***** Provided data

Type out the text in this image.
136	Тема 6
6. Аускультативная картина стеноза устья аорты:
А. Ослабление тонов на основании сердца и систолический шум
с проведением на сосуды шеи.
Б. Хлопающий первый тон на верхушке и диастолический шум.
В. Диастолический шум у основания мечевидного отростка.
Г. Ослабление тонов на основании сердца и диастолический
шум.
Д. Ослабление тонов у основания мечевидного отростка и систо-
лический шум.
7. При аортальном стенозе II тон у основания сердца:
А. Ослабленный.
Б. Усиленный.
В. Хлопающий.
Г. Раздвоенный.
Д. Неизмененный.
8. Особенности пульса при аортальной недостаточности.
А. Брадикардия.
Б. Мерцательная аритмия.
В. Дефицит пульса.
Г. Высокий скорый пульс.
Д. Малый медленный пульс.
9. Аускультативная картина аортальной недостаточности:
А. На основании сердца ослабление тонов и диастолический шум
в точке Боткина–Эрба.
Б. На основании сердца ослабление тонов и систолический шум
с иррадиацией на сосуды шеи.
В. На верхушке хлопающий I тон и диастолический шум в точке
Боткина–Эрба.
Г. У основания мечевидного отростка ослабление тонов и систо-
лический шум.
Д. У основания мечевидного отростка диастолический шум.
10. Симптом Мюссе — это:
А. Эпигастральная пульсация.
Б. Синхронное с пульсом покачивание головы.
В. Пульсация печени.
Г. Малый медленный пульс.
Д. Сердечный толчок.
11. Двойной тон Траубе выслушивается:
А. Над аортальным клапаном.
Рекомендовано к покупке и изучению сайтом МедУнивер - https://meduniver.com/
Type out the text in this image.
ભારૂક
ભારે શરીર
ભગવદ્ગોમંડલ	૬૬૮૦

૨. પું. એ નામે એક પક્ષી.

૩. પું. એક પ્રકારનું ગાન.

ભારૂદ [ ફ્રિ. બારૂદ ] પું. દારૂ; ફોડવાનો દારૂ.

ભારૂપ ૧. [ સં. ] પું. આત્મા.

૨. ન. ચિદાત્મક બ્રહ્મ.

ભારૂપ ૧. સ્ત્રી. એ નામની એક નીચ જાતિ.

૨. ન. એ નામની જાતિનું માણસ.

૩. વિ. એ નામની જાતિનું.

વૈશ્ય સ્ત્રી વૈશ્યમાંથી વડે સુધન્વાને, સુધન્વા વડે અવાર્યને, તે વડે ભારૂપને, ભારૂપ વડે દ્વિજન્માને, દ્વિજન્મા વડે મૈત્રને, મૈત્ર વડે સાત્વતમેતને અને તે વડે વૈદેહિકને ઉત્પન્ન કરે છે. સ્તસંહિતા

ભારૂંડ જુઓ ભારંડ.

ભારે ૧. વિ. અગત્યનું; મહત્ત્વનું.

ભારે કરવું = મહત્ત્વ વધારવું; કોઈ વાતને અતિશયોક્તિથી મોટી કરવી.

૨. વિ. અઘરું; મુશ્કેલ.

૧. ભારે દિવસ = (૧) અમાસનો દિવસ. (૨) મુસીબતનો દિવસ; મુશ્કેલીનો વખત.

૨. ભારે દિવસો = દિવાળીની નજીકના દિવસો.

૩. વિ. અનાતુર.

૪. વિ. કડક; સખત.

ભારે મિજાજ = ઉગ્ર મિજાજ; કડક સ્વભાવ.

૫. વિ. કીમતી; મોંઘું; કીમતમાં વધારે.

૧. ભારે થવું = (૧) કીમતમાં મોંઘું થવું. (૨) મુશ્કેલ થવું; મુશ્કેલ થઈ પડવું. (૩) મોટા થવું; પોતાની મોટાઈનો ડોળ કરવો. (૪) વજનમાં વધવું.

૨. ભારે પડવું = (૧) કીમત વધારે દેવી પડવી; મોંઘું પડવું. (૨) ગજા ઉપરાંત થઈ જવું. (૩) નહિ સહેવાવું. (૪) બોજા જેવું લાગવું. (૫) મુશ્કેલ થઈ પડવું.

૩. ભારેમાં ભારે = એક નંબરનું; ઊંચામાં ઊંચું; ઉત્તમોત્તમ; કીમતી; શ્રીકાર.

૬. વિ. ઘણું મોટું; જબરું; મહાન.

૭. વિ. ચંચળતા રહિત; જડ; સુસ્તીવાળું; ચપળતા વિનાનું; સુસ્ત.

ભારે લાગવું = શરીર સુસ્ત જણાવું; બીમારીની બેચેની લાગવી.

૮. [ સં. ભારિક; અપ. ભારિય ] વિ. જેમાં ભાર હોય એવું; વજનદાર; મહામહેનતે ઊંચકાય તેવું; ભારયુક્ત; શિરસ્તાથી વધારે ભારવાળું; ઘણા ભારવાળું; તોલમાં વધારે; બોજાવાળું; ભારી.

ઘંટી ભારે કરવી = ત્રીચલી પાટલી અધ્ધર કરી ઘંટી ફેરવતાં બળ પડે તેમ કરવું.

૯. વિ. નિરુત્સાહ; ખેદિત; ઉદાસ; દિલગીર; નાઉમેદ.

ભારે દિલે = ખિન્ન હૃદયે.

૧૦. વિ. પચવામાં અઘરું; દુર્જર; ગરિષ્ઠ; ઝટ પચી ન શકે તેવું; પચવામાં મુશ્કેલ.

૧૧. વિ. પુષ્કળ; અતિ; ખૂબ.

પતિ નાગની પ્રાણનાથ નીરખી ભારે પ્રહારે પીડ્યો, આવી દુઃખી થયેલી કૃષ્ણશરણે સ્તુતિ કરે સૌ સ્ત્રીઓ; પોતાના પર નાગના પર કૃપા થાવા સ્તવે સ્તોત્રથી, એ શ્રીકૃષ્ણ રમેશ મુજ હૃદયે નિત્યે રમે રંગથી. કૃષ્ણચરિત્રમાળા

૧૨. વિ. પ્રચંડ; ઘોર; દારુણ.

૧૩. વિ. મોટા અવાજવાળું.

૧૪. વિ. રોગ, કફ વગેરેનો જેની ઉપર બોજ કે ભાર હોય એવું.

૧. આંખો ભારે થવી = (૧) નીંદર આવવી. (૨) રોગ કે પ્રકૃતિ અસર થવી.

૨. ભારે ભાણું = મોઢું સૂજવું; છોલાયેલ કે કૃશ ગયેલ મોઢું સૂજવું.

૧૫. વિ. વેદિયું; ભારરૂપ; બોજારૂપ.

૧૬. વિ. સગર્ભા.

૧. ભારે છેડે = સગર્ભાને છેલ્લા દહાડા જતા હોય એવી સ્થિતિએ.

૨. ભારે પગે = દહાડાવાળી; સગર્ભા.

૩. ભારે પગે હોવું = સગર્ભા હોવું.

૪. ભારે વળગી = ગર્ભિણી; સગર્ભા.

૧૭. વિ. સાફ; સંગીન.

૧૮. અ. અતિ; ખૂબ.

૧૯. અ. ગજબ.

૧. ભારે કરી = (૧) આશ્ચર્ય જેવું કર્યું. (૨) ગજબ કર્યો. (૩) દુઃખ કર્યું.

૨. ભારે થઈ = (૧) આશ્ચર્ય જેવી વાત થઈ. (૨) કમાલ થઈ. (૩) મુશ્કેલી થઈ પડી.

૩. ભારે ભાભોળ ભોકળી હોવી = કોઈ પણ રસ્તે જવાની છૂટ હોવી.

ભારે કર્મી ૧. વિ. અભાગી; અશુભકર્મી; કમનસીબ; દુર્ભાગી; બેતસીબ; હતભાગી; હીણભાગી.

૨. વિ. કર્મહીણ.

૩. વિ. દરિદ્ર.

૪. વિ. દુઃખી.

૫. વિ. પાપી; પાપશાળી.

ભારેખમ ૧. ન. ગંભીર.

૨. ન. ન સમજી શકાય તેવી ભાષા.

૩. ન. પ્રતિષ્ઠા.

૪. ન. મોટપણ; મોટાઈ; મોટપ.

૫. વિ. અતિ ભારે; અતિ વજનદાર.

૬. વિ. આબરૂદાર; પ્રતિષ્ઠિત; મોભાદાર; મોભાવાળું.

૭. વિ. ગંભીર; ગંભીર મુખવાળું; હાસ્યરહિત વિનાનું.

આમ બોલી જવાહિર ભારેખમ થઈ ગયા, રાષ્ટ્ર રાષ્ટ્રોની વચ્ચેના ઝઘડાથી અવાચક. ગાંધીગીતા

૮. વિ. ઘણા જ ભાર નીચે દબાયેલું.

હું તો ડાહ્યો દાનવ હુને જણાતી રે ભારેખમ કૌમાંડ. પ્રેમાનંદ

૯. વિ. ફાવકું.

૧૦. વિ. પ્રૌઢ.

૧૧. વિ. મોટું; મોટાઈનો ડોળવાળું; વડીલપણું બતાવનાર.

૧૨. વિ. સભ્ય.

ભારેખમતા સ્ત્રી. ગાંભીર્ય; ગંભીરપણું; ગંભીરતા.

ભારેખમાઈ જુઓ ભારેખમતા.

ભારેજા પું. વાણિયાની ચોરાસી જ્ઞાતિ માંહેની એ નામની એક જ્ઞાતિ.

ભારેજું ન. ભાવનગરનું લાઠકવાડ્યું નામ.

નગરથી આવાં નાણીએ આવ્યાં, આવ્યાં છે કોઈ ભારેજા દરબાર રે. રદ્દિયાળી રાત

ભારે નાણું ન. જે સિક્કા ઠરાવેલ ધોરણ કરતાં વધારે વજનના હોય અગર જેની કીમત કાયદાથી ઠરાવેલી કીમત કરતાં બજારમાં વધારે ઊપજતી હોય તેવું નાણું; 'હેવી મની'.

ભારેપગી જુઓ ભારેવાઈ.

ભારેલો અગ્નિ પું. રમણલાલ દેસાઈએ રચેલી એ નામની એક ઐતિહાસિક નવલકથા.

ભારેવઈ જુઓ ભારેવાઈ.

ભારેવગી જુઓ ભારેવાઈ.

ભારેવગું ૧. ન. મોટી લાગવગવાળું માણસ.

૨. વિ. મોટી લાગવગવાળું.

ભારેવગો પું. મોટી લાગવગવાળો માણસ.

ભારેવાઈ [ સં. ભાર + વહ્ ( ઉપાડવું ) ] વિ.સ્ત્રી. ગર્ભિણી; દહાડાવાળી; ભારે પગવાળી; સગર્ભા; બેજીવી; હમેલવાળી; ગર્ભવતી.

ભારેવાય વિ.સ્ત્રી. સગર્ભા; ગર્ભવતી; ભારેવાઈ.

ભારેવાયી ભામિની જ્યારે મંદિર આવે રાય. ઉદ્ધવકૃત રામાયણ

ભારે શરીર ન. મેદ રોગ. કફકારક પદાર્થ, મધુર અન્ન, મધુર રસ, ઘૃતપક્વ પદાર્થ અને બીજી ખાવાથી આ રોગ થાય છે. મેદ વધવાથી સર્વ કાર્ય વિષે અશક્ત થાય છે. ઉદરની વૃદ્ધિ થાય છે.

**********

Stated task | Search the data above for the string "отростка" and copy each line that has it.

Answer below |
В. Диастолический шум у основания мечевидного отростка.
Д. Ослабление тонов у основания мечевидного отростка и систо-
Г. У основания мечевидного отростка ослабление тонов и систо-
Д. У основания мечевидного отростка диастолический шум.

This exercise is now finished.